**Exercise data:**
——
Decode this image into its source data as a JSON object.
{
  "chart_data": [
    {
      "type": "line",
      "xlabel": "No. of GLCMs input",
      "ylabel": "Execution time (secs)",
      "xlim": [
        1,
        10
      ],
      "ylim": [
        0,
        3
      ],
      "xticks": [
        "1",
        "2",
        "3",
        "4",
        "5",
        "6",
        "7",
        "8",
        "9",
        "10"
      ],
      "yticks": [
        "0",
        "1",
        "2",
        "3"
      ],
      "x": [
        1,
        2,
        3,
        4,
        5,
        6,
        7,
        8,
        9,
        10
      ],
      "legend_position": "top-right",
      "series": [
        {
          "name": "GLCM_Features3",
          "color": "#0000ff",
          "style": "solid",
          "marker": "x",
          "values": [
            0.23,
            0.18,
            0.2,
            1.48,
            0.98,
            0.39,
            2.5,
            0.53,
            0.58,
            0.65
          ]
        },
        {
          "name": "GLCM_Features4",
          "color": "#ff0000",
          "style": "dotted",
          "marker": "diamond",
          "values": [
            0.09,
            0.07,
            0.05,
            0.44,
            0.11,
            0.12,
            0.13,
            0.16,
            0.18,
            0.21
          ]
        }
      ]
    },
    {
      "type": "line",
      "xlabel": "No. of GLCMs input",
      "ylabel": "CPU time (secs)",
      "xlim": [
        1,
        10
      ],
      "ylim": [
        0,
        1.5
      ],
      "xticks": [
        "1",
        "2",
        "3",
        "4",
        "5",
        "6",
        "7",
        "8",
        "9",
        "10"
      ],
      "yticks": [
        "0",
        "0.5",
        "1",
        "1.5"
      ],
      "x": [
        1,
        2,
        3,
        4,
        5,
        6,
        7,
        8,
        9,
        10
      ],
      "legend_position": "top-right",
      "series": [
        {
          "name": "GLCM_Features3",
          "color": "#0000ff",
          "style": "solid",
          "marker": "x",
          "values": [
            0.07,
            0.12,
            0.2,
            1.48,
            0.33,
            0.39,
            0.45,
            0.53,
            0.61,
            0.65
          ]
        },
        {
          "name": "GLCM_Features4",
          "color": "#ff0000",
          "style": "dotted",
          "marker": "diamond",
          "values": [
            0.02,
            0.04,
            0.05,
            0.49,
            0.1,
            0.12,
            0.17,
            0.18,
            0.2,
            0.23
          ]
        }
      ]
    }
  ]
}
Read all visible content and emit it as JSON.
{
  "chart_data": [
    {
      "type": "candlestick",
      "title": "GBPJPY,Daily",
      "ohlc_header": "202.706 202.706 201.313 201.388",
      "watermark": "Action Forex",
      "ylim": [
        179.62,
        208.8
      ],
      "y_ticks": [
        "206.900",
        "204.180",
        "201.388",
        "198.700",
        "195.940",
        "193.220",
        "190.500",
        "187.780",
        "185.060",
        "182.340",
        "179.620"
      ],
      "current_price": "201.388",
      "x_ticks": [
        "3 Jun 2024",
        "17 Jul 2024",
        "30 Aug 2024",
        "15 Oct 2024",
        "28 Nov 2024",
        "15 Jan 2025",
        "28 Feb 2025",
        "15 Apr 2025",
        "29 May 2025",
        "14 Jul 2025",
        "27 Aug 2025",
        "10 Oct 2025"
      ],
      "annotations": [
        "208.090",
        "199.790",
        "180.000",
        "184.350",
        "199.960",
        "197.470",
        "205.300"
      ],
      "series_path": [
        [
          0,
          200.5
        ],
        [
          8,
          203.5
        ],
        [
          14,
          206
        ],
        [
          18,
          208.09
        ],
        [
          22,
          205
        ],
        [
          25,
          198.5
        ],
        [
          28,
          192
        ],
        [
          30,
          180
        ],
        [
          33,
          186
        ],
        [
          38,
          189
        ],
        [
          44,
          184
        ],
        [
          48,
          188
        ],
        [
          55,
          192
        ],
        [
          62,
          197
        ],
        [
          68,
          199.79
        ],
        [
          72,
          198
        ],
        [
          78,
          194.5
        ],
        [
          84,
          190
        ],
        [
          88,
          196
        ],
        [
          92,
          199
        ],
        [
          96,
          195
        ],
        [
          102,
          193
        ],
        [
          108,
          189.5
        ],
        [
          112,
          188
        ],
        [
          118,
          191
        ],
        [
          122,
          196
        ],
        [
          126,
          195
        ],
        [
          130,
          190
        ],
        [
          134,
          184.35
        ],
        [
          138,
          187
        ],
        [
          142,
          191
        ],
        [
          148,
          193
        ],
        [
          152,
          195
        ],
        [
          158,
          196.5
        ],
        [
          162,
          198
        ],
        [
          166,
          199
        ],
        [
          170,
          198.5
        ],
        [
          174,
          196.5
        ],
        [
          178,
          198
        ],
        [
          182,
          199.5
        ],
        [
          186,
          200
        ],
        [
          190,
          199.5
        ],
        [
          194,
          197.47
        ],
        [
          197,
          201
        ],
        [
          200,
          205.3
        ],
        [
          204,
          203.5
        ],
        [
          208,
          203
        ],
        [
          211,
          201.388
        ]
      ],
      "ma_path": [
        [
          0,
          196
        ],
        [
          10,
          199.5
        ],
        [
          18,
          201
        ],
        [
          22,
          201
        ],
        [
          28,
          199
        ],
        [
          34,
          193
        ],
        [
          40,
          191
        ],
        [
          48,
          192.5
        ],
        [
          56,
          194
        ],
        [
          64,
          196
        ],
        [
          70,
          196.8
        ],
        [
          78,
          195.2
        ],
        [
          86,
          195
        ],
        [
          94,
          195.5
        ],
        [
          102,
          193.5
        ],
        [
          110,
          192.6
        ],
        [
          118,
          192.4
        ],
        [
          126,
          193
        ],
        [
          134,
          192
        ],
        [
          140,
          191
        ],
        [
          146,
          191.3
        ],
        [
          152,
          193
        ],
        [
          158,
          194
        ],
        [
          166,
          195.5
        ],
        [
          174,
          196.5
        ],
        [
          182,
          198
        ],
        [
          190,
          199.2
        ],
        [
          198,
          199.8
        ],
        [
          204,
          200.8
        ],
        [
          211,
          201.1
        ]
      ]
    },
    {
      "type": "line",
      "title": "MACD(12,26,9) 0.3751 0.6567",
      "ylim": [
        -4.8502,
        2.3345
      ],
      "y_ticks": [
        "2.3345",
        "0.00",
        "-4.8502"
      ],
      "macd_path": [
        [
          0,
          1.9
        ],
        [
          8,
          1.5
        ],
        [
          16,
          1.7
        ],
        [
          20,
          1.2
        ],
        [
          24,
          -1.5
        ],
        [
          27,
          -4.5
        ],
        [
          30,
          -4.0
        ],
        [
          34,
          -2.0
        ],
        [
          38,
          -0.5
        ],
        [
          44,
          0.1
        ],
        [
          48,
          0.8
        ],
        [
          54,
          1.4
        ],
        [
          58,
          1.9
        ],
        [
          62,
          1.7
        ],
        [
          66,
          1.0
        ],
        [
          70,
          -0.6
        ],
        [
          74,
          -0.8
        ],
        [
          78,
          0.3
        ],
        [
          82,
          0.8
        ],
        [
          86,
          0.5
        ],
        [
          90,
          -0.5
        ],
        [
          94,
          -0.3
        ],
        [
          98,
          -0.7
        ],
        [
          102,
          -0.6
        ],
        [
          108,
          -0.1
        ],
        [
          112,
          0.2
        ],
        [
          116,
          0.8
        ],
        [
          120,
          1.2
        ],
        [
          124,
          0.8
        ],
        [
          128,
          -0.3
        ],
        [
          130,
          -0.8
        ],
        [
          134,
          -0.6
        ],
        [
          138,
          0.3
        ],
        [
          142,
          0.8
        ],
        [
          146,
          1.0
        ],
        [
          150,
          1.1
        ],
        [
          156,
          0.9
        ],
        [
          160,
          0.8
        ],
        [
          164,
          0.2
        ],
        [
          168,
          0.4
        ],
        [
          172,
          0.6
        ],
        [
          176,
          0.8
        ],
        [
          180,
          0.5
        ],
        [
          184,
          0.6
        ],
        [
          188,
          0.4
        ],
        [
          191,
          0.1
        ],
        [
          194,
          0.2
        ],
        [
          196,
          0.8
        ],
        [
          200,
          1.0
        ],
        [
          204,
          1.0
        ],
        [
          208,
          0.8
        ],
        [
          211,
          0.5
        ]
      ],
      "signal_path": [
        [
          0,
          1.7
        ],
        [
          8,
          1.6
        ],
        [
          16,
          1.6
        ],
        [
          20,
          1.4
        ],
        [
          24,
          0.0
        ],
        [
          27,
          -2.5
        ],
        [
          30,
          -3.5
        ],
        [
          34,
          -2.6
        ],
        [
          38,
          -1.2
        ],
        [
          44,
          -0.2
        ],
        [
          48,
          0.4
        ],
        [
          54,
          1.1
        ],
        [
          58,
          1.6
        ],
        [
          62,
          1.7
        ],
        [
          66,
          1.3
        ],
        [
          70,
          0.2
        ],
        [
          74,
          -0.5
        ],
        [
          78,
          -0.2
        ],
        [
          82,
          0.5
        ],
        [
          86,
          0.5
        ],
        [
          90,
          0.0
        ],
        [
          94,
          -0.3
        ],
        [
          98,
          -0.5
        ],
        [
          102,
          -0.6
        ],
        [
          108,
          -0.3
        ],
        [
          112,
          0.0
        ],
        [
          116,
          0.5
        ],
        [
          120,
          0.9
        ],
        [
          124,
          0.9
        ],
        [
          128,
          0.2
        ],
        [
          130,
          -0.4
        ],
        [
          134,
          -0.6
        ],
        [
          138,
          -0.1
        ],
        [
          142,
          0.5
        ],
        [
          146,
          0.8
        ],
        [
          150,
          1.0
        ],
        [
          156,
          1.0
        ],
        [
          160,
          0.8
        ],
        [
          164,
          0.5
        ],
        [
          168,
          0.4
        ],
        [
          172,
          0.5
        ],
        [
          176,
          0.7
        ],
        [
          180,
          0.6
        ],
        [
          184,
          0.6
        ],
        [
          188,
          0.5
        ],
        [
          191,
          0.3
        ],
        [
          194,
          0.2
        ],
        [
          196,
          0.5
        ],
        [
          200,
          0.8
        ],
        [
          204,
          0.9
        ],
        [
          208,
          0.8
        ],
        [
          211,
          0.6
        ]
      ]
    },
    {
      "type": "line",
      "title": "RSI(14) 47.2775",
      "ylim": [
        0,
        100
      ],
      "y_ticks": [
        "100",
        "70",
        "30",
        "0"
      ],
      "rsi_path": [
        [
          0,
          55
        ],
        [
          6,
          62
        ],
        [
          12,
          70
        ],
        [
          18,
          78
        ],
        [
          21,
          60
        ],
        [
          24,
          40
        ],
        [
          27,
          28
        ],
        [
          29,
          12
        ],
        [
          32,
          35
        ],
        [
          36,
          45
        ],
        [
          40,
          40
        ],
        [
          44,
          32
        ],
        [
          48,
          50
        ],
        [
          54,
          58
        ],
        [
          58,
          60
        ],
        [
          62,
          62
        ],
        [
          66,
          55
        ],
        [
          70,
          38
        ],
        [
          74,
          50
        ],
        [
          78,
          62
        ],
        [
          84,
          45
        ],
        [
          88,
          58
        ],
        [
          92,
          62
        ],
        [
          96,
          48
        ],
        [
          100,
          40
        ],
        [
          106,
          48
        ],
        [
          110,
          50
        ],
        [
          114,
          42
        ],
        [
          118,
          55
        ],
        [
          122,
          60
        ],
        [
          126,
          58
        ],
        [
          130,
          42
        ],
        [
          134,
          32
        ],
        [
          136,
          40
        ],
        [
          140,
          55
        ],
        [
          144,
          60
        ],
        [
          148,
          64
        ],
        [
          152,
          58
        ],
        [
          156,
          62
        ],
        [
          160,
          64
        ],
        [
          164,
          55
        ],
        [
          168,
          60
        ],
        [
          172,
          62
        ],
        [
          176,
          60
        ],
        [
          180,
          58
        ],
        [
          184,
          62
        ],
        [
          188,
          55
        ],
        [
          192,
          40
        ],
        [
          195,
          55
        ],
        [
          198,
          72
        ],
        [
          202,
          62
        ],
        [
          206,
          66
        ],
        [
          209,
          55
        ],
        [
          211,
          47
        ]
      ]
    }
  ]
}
——
**Exercise directions:** Filter the entries above down to the lines containing the word "secs".

**Full output:**
      "ylabel": "Execution time (secs)",
      "ylabel": "CPU time (secs)",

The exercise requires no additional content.